-- BEGIN Excerpted data --
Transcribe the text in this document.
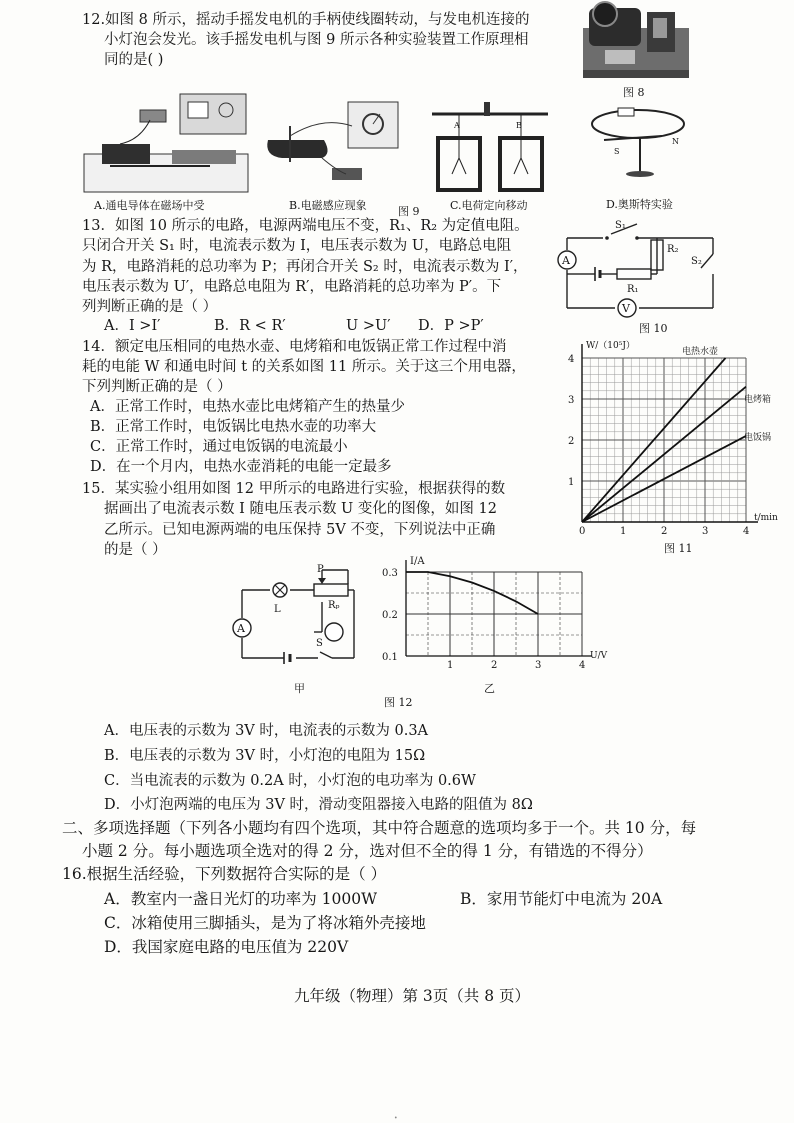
12.如图 8 所示，摇动手摇发电机的手柄使线圈转动，与发电机连接的
小灯泡会发光。该手摇发电机与图 9 所示各种实验装置工作原理相
同的是( )
图 8
A.通电导体在磁场中受	B.电磁感应现象	图 9
A	B
C.电荷定向移动
S
N
D.奥斯特实验
13．如图 10 所示的电路，电源两端电压不变，R₁、R₂ 为定值电阻。
只闭合开关 S₁ 时，电流表示数为 I，电压表示数为 U，电路总电阻
为 R，电路消耗的总功率为 P；再闭合开关 S₂ 时，电流表示数为 I′，
电压表示数为 U′，电路总电阻为 R′，电路消耗的总功率为 P′。下
列判断正确的是（ ）
A．I >I′	B．R < R′	U >U′ D．P >P′
A
V
S₁
S₂
R₂
R₁
图 10
14．额定电压相同的电热水壶、电烤箱和电饭锅正常工作过程中消
耗的电能 W 和通电时间 t 的关系如图 11 所示。关于这三个用电器，
下列判断正确的是（ ）
A．正常工作时，电热水壶比电烤箱产生的热量少
B．正常工作时，电饭锅比电热水壶的功率大
C．正常工作时，通过电饭锅的电流最小
D．在一个月内，电热水壶消耗的电能一定最多
0	1	2	3	4
1
2
3
4
W/（10⁵J）
t/min
电热水壶
电烤箱
电饭锅
图 11
15．某实验小组用如图 12 甲所示的电路进行实验，根据获得的数
据画出了电流表示数 I 随电压表示数 U 变化的图像，如图 12
乙所示。已知电源两端的电压保持 5V 不变，下列说法中正确
的是（ ）
A
P
Rₚ
L
S
甲
1	2	3	4
0.1
0.2
0.3
I/A
U/V
乙
图 12
A．电压表的示数为 3V 时，电流表的示数为 0.3A
B．电压表的示数为 3V 时，小灯泡的电阻为 15Ω
C．当电流表的示数为 0.2A 时，小灯泡的电功率为 0.6W
D．小灯泡两端的电压为 3V 时，滑动变阻器接入电路的阻值为 8Ω
二、多项选择题（下列各小题均有四个选项，其中符合题意的选项均多于一个。共 10 分，每
小题 2 分。每小题选项全选对的得 2 分，选对但不全的得 1 分，有错选的不得分）
16.根据生活经验，下列数据符合实际的是（ ）
A．教室内一盏日光灯的功率为 1000W	B．家用节能灯中电流为 20A
C．冰箱使用三脚插头，是为了将冰箱外壳接地
D．我国家庭电路的电压值为 220V
九年级（物理）第 3页（共 8 页）
•
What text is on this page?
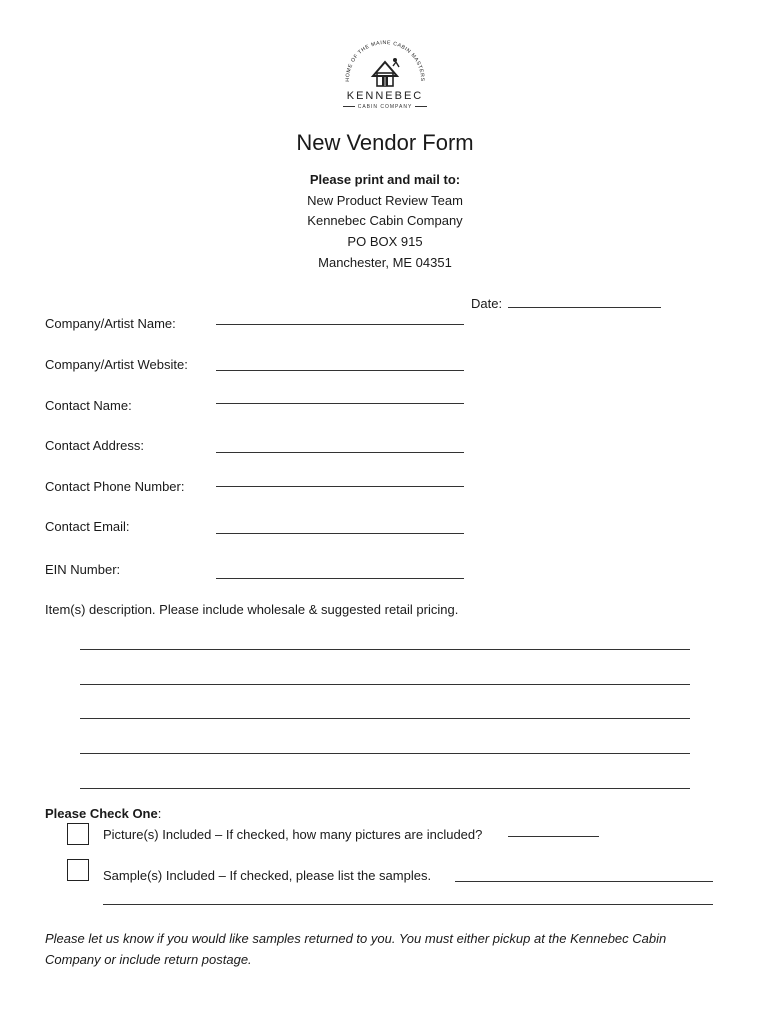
HOME OF THE MAINE CABIN MASTERS
KENNEBEC
CABIN COMPANY
New Vendor Form
Please print and mail to:
New Product Review Team
Kennebec Cabin Company
PO BOX 915
Manchester, ME 04351
Date:
Company/Artist Name:
Company/Artist Website:
Contact Name:
Contact Address:
Contact Phone Number:
Contact Email:
EIN Number:
Item(s) description. Please include wholesale & suggested retail pricing.
Please Check One:
Picture(s) Included – If checked, how many pictures are included?
Sample(s) Included – If checked, please list the samples.
Please let us know if you would like samples returned to you. You must either pickup at the Kennebec Cabin Company or include return postage.
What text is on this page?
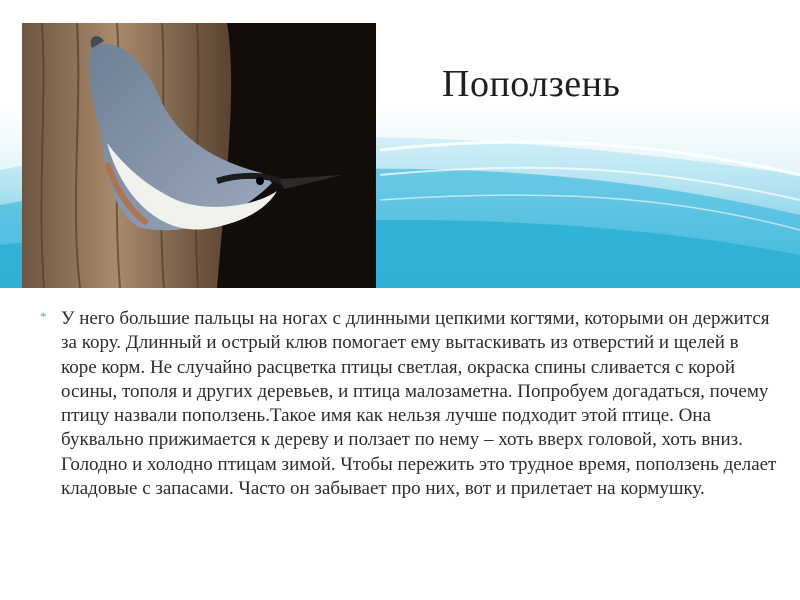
Поползень
* У него большие пальцы на ногах с длинными цепкими когтями, которыми он держится за кору. Длинный и острый клюв помогает ему вытаскивать из отверстий и щелей в коре корм. Не случайно расцветка птицы светлая, окраска спины сливается с корой осины, тополя и других деревьев, и птица малозаметна. Попробуем догадаться, почему птицу назвали поползень.Такое имя как нельзя лучше подходит этой птице. Она буквально прижимается к дереву и ползает по нему – хоть вверх головой, хоть вниз. Голодно и холодно птицам зимой. Чтобы пережить это трудное время, поползень делает кладовые с запасами. Часто он забывает про них, вот и прилетает на кормушку.
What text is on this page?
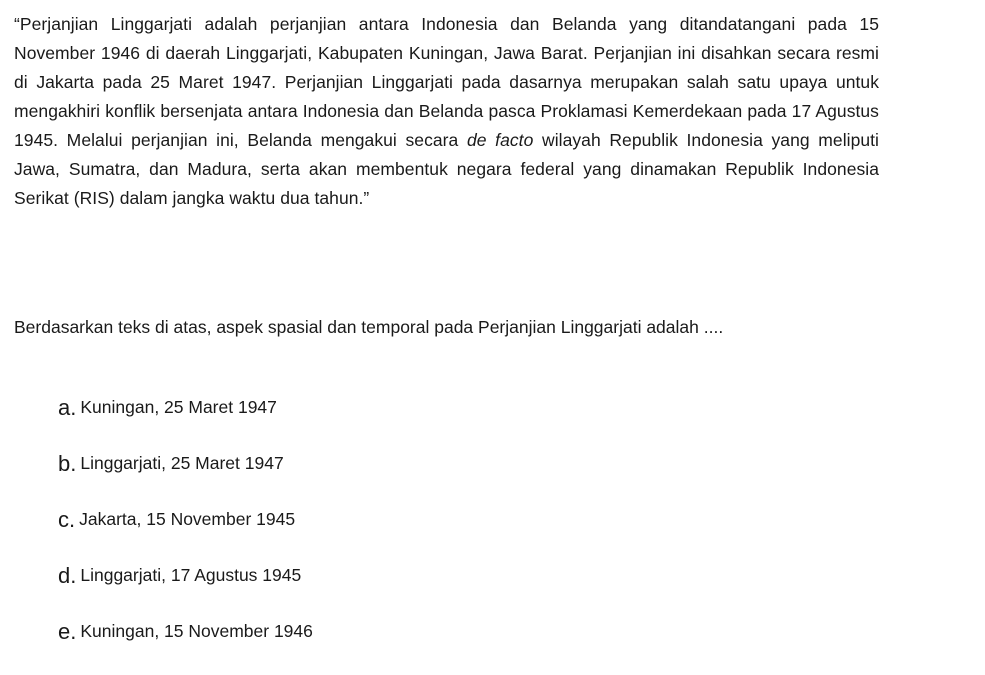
“Perjanjian Linggarjati adalah perjanjian antara Indonesia dan Belanda yang ditandatangani pada 15 November 1946 di daerah Linggarjati, Kabupaten Kuningan, Jawa Barat. Perjanjian ini disahkan secara resmi di Jakarta pada 25 Maret 1947. Perjanjian Linggarjati pada dasarnya merupakan salah satu upaya untuk mengakhiri konflik bersenjata antara Indonesia dan Belanda pasca Proklamasi Kemerdekaan pada 17 Agustus 1945. Melalui perjanjian ini, Belanda mengakui secara de facto wilayah Republik Indonesia yang meliputi Jawa, Sumatra, dan Madura, serta akan membentuk negara federal yang dinamakan Republik Indonesia Serikat (RIS) dalam jangka waktu dua tahun.”

Berdasarkan teks di atas, aspek spasial dan temporal pada Perjanjian Linggarjati adalah ....

a. Kuningan, 25 Maret 1947
b. Linggarjati, 25 Maret 1947
c. Jakarta, 15 November 1945
d. Linggarjati, 17 Agustus 1945
e. Kuningan, 15 November 1946
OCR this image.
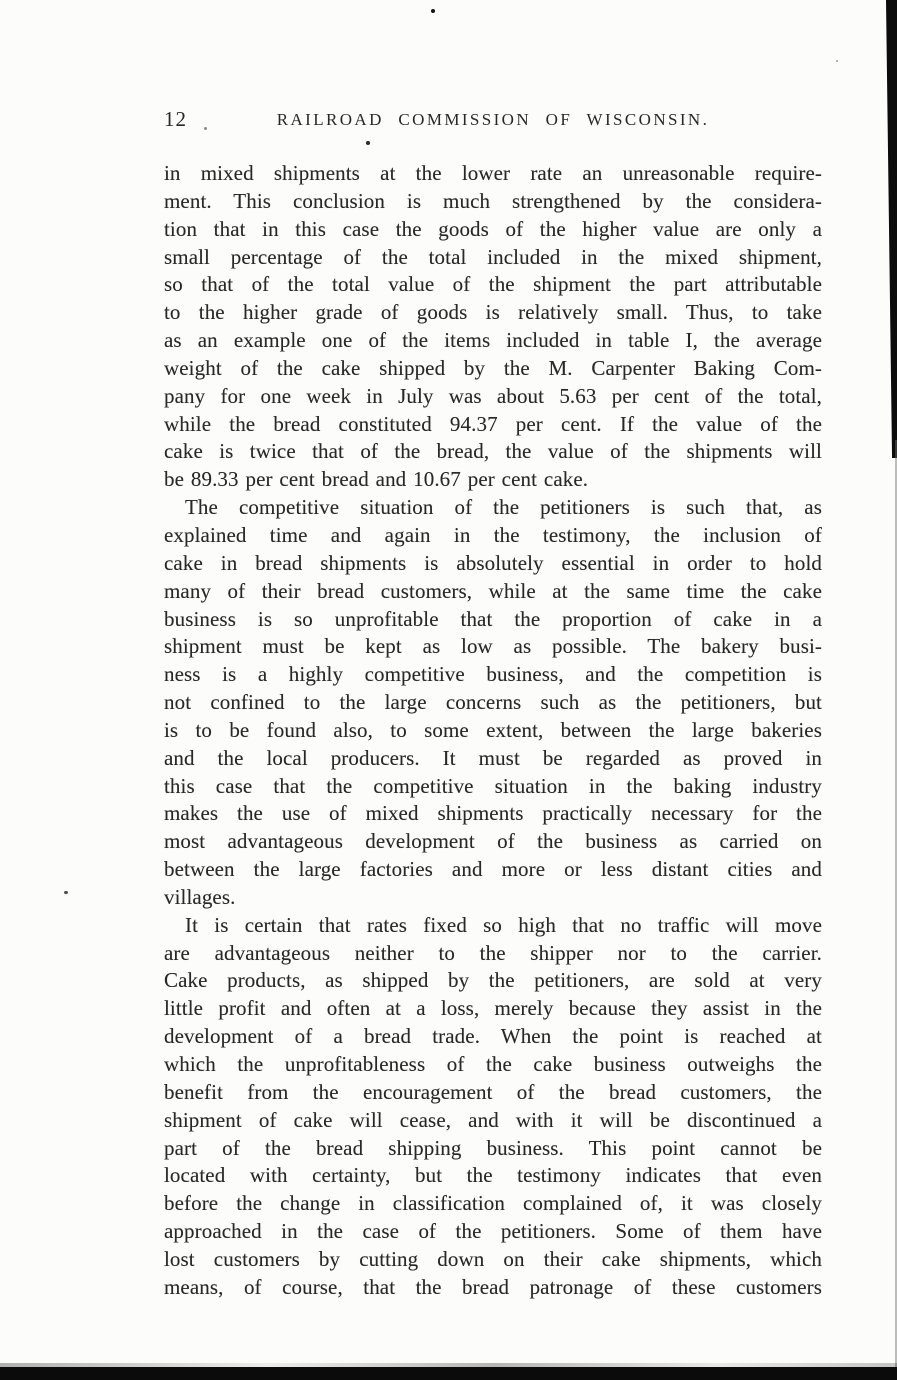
12	RAILROAD COMMISSION OF WISCONSIN.
in mixed shipments at the lower rate an unreasonable require-
ment. This conclusion is much strengthened by the considera-
tion that in this case the goods of the higher value are only a
small percentage of the total included in the mixed shipment,
so that of the total value of the shipment the part attributable
to the higher grade of goods is relatively small. Thus, to take
as an example one of the items included in table I, the average
weight of the cake shipped by the M. Carpenter Baking Com-
pany for one week in July was about 5.63 per cent of the total,
while the bread constituted 94.37 per cent. If the value of the
cake is twice that of the bread, the value of the shipments will
be 89.33 per cent bread and 10.67 per cent cake.
The competitive situation of the petitioners is such that, as
explained time and again in the testimony, the inclusion of
cake in bread shipments is absolutely essential in order to hold
many of their bread customers, while at the same time the cake
business is so unprofitable that the proportion of cake in a
shipment must be kept as low as possible. The bakery busi-
ness is a highly competitive business, and the competition is
not confined to the large concerns such as the petitioners, but
is to be found also, to some extent, between the large bakeries
and the local producers. It must be regarded as proved in
this case that the competitive situation in the baking industry
makes the use of mixed shipments practically necessary for the
most advantageous development of the business as carried on
between the large factories and more or less distant cities and
villages.
It is certain that rates fixed so high that no traffic will move
are advantageous neither to the shipper nor to the carrier.
Cake products, as shipped by the petitioners, are sold at very
little profit and often at a loss, merely because they assist in the
development of a bread trade. When the point is reached at
which the unprofitableness of the cake business outweighs the
benefit from the encouragement of the bread customers, the
shipment of cake will cease, and with it will be discontinued a
part of the bread shipping business. This point cannot be
located with certainty, but the testimony indicates that even
before the change in classification complained of, it was closely
approached in the case of the petitioners. Some of them have
lost customers by cutting down on their cake shipments, which
means, of course, that the bread patronage of these customers
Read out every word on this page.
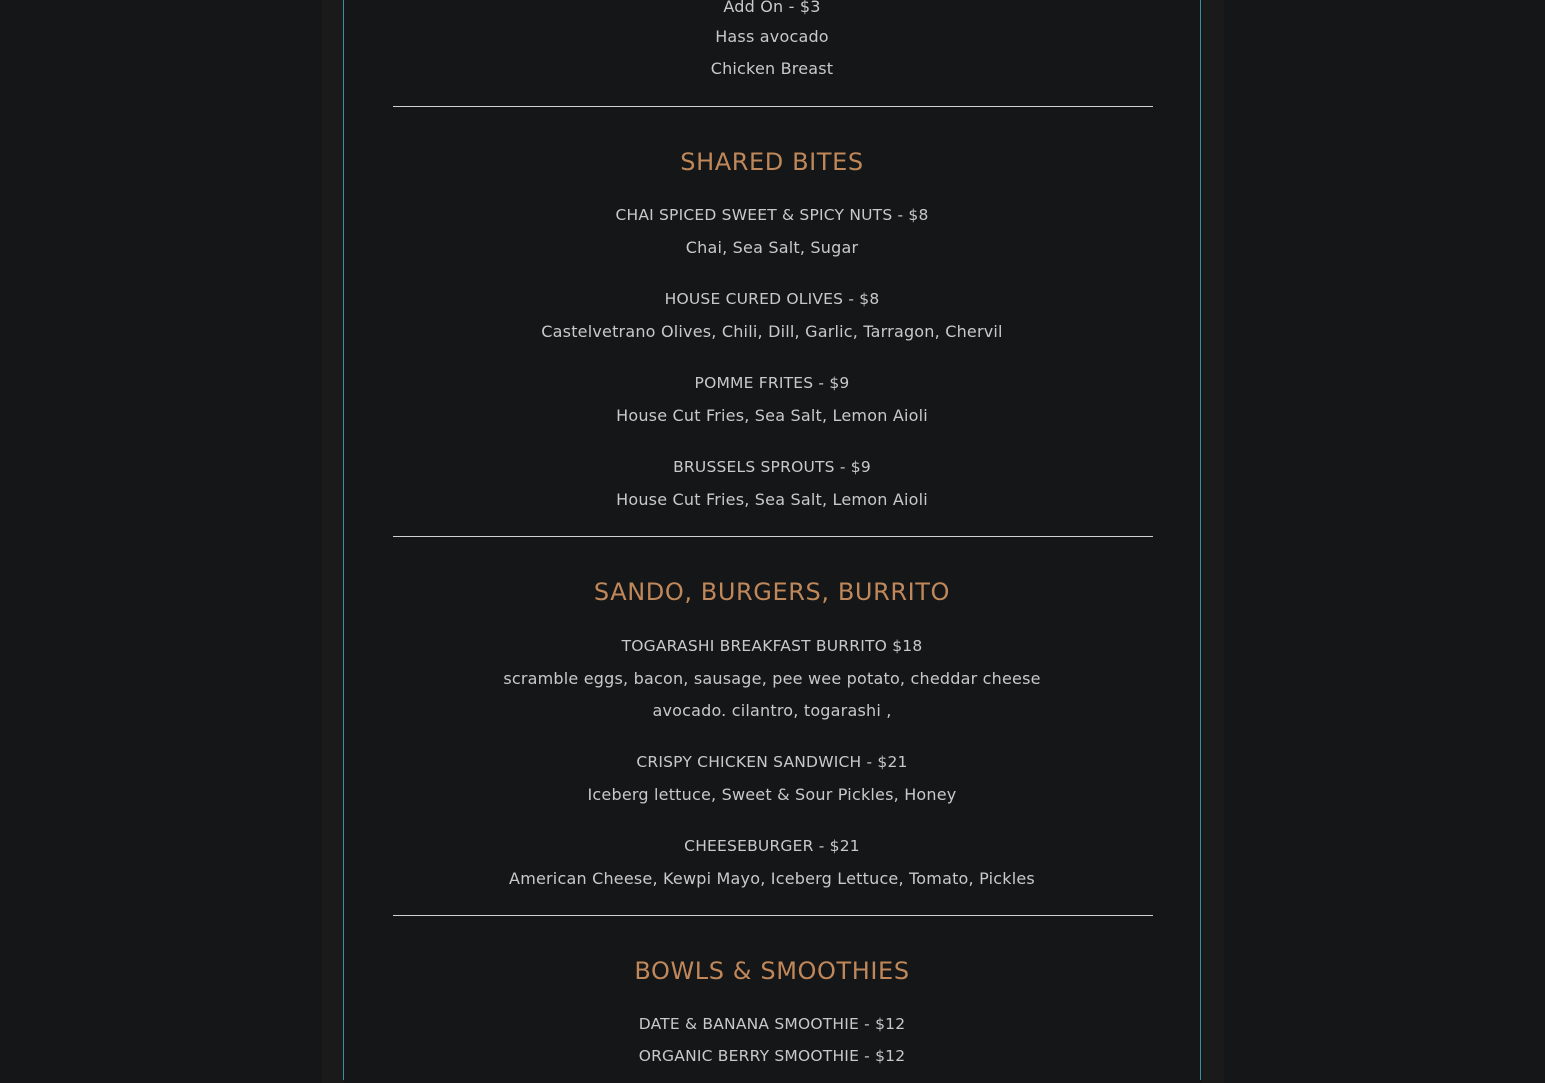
Add On - $3
Hass avocado
Chicken Breast
SHARED BITES
CHAI SPICED SWEET & SPICY NUTS - $8
Chai, Sea Salt, Sugar
HOUSE CURED OLIVES - $8
Castelvetrano Olives, Chili, Dill, Garlic, Tarragon, Chervil
POMME FRITES - $9
House Cut Fries, Sea Salt, Lemon Aioli
BRUSSELS SPROUTS - $9
House Cut Fries, Sea Salt, Lemon Aioli
SANDO, BURGERS, BURRITO
TOGARASHI BREAKFAST BURRITO $18
scramble eggs, bacon, sausage, pee wee potato, cheddar cheese
avocado. cilantro, togarashi ,
CRISPY CHICKEN SANDWICH - $21
Iceberg lettuce, Sweet & Sour Pickles, Honey
CHEESEBURGER - $21
American Cheese, Kewpi Mayo, Iceberg Lettuce, Tomato, Pickles
BOWLS & SMOOTHIES
DATE & BANANA SMOOTHIE - $12
ORGANIC BERRY SMOOTHIE - $12
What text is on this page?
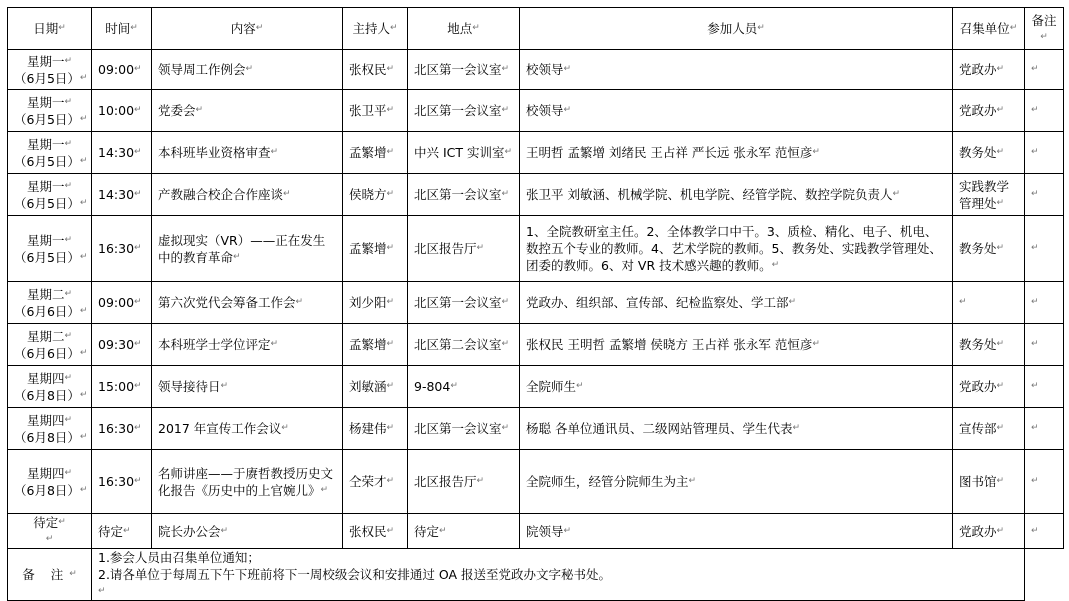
日期↵	时间↵	内容↵	主持人↵	地点↵	参加人员↵	召集单位↵	备注↵

星期一↵
（6月5日）↵	09:00↵	领导周工作例会↵	张权民↵	北区第一会议室↵	校领导↵	党政办↵	↵

星期一↵
（6月5日）↵	10:00↵	党委会↵	张卫平↵	北区第一会议室↵	校领导↵	党政办↵	↵

星期一↵
（6月5日）↵	14:30↵	本科班毕业资格审查↵	孟繁增↵	中兴 ICT 实训室↵	王明哲 孟繁增 刘绪民 王占祥 严长远 张永军 范恒彦↵	教务处↵	↵

星期一↵
（6月5日）↵	14:30↵	产教融合校企合作座谈↵	侯晓方↵	北区第一会议室↵	张卫平 刘敏涵、机械学院、机电学院、经管学院、数控学院负责人↵	实践教学管理处↵	↵

星期一↵
（6月5日）↵	16:30↵	虚拟现实（VR）——正在发生中的教育革命↵	孟繁增↵	北区报告厅↵	1、全院教研室主任。2、全体教学口中干。3、质检、精化、电子、机电、数控五个专业的教师。4、艺术学院的教师。5、教务处、实践教学管理处、团委的教师。6、对 VR 技术感兴趣的教师。↵	教务处↵	↵

星期二↵
（6月6日）↵	09:00↵	第六次党代会筹备工作会↵	刘少阳↵	北区第一会议室↵	党政办、组织部、宣传部、纪检监察处、学工部↵	↵	↵

星期二↵
（6月6日）↵	09:30↵	本科班学士学位评定↵	孟繁增↵	北区第二会议室↵	张权民 王明哲 孟繁增 侯晓方 王占祥 张永军 范恒彦↵	教务处↵	↵

星期四↵
（6月8日）↵	15:00↵	领导接待日↵	刘敏涵↵	9-804↵	全院师生↵	党政办↵	↵

星期四↵
（6月8日）↵	16:30↵	2017 年宣传工作会议↵	杨建伟↵	北区第一会议室↵	杨聪 各单位通讯员、二级网站管理员、学生代表↵	宣传部↵	↵

星期四↵
（6月8日）↵	16:30↵	名师讲座——于赓哲教授历史文化报告《历史中的上官婉儿》↵	仝荣才↵	北区报告厅↵	全院师生，经管分院师生为主↵	图书馆↵	↵

待定↵
↵	待定↵	院长办公会↵	张权民↵	待定↵	院领导↵	党政办↵	↵
备 注↵	1.参会人员由召集单位通知；
2.请各单位于每周五下午下班前将下一周校级会议和安排通过 OA 报送至党政办文字秘书处。
↵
-- END Excerpted data --
Exercise requirements
Locate all lines that include the word "petitioners" and copy them out.

Full response
The competitive situation of the petitioners is such that, as
not confined to the large concerns such as the petitioners, but
Cake products, as shipped by the petitioners, are sold at very
approached in the case of the petitioners. Some of them have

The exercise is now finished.